| WHAT THE TASK REQUIRES |
Find how many lines in the material hold the word "title", then state that number and nothing more.

| SUPPLIED ENTRIES |
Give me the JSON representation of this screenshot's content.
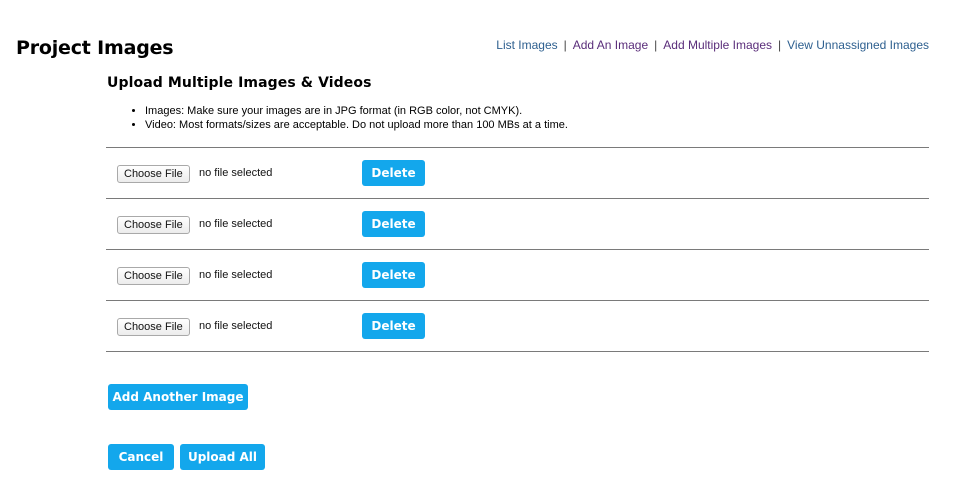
{
  "header": {
    "title": "Project Images"
  },
  "nav": {
    "items": [
      {
        "label": "List Images",
        "color": "#2d5f8f"
      },
      {
        "label": "Add An Image",
        "color": "#5a2d7a"
      },
      {
        "label": "Add Multiple Images",
        "color": "#5a2d7a"
      },
      {
        "label": "View Unnassigned Images",
        "color": "#2d5f8f"
      }
    ],
    "separator": "|"
  },
  "upload": {
    "title": "Upload Multiple Images & Videos",
    "instructions": [
      "Images: Make sure your images are in JPG format (in RGB color, not CMYK).",
      "Video: Most formats/sizes are acceptable. Do not upload more than 100 MBs at a time."
    ],
    "rows": [
      {
        "choose_label": "Choose File",
        "status": "no file selected",
        "delete_label": "Delete"
      },
      {
        "choose_label": "Choose File",
        "status": "no file selected",
        "delete_label": "Delete"
      },
      {
        "choose_label": "Choose File",
        "status": "no file selected",
        "delete_label": "Delete"
      },
      {
        "choose_label": "Choose File",
        "status": "no file selected",
        "delete_label": "Delete"
      }
    ]
  },
  "actions": {
    "add_another_label": "Add Another Image",
    "cancel_label": "Cancel",
    "upload_all_label": "Upload All"
  },
  "colors": {
    "accent": "#13a7ec"
  }
}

| COMPLETE RESPONSE |
2